__Materials provided__.
_ _ _

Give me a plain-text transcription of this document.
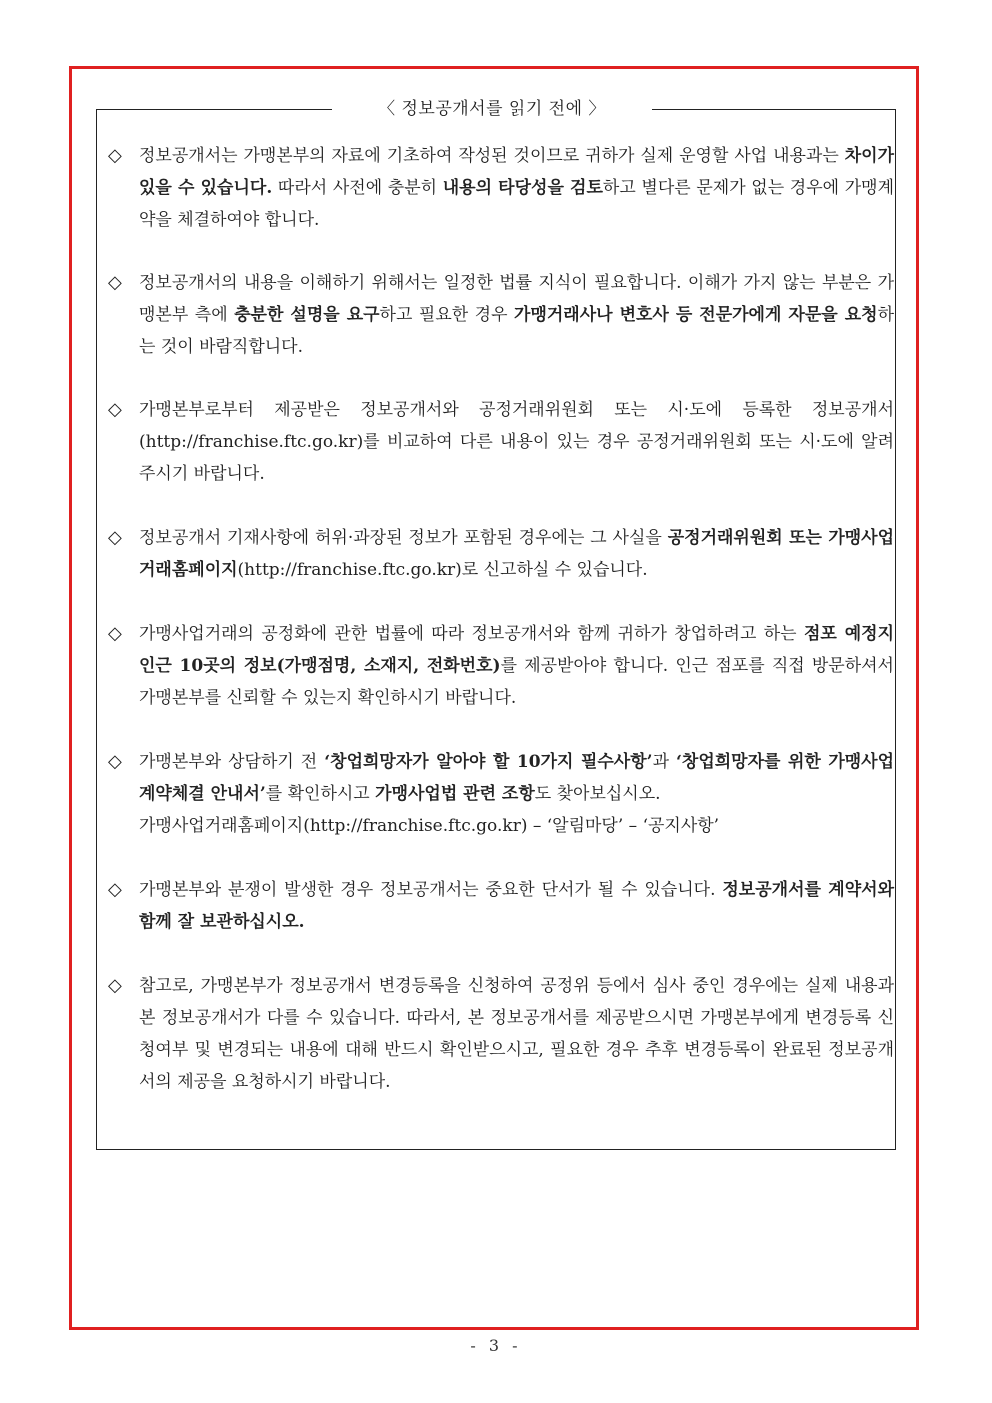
〈 정보공개서를 읽기 전에 〉
◇	정보공개서는 가맹본부의 자료에 기초하여 작성된 것이므로 귀하가 실제 운영할 사업 내용과는 차이가 있을 수 있습니다. 따라서 사전에 충분히 내용의 타당성을 검토하고 별다른 문제가 없는 경우에 가맹계약을 체결하여야 합니다.
◇	정보공개서의 내용을 이해하기 위해서는 일정한 법률 지식이 필요합니다. 이해가 가지 않는 부분은 가맹본부 측에 충분한 설명을 요구하고 필요한 경우 가맹거래사나 변호사 등 전문가에게 자문을 요청하는 것이 바람직합니다.
◇	가맹본부로부터 제공받은 정보공개서와 공정거래위원회 또는 시·도에 등록한 정보공개서(http://franchise.ftc.go.kr)를 비교하여 다른 내용이 있는 경우 공정거래위원회 또는 시·도에 알려 주시기 바랍니다.
◇	정보공개서 기재사항에 허위·과장된 정보가 포함된 경우에는 그 사실을 공정거래위원회 또는 가맹사업거래홈페이지(http://franchise.ftc.go.kr)로 신고하실 수 있습니다.
◇	가맹사업거래의 공정화에 관한 법률에 따라 정보공개서와 함께 귀하가 창업하려고 하는 점포 예정지 인근 10곳의 정보(가맹점명, 소재지, 전화번호)를 제공받아야 합니다. 인근 점포를 직접 방문하셔서 가맹본부를 신뢰할 수 있는지 확인하시기 바랍니다.
◇	가맹본부와 상담하기 전 ‘창업희망자가 알아야 할 10가지 필수사항’과 ‘창업희망자를 위한 가맹사업 계약체결 안내서’를 확인하시고 가맹사업법 관련 조항도 찾아보십시오.
가맹사업거래홈페이지(http://franchise.ftc.go.kr) – ‘알림마당’ – ‘공지사항’
◇	가맹본부와 분쟁이 발생한 경우 정보공개서는 중요한 단서가 될 수 있습니다. 정보공개서를 계약서와 함께 잘 보관하십시오.
◇	참고로, 가맹본부가 정보공개서 변경등록을 신청하여 공정위 등에서 심사 중인 경우에는 실제 내용과 본 정보공개서가 다를 수 있습니다. 따라서, 본 정보공개서를 제공받으시면 가맹본부에게 변경등록 신청여부 및 변경되는 내용에 대해 반드시 확인받으시고, 필요한 경우 추후 변경등록이 완료된 정보공개서의 제공을 요청하시기 바랍니다.
- 3 -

_ _ _

__Given request__.
Print the records word for word and exclude any picture they hold.

__Exercise response__.
Give me a plain-text transcription of this document.
〈 정보공개서를 읽기 전에 〉
◇	정보공개서는 가맹본부의 자료에 기초하여 작성된 것이므로 귀하가 실제 운영할 사업 내용과는 차이가 있을 수 있습니다. 따라서 사전에 충분히 내용의 타당성을 검토하고 별다른 문제가 없는 경우에 가맹계약을 체결하여야 합니다.
◇	정보공개서의 내용을 이해하기 위해서는 일정한 법률 지식이 필요합니다. 이해가 가지 않는 부분은 가맹본부 측에 충분한 설명을 요구하고 필요한 경우 가맹거래사나 변호사 등 전문가에게 자문을 요청하는 것이 바람직합니다.
◇	가맹본부로부터 제공받은 정보공개서와 공정거래위원회 또는 시·도에 등록한 정보공개서(http://franchise.ftc.go.kr)를 비교하여 다른 내용이 있는 경우 공정거래위원회 또는 시·도에 알려 주시기 바랍니다.
◇	정보공개서 기재사항에 허위·과장된 정보가 포함된 경우에는 그 사실을 공정거래위원회 또는 가맹사업거래홈페이지(http://franchise.ftc.go.kr)로 신고하실 수 있습니다.
◇	가맹사업거래의 공정화에 관한 법률에 따라 정보공개서와 함께 귀하가 창업하려고 하는 점포 예정지 인근 10곳의 정보(가맹점명, 소재지, 전화번호)를 제공받아야 합니다. 인근 점포를 직접 방문하셔서 가맹본부를 신뢰할 수 있는지 확인하시기 바랍니다.
◇	가맹본부와 상담하기 전 ‘창업희망자가 알아야 할 10가지 필수사항’과 ‘창업희망자를 위한 가맹사업 계약체결 안내서’를 확인하시고 가맹사업법 관련 조항도 찾아보십시오.
가맹사업거래홈페이지(http://franchise.ftc.go.kr) – ‘알림마당’ – ‘공지사항’
◇	가맹본부와 분쟁이 발생한 경우 정보공개서는 중요한 단서가 될 수 있습니다. 정보공개서를 계약서와 함께 잘 보관하십시오.
◇	참고로, 가맹본부가 정보공개서 변경등록을 신청하여 공정위 등에서 심사 중인 경우에는 실제 내용과 본 정보공개서가 다를 수 있습니다. 따라서, 본 정보공개서를 제공받으시면 가맹본부에게 변경등록 신청여부 및 변경되는 내용에 대해 반드시 확인받으시고, 필요한 경우 추후 변경등록이 완료된 정보공개서의 제공을 요청하시기 바랍니다.
- 3 -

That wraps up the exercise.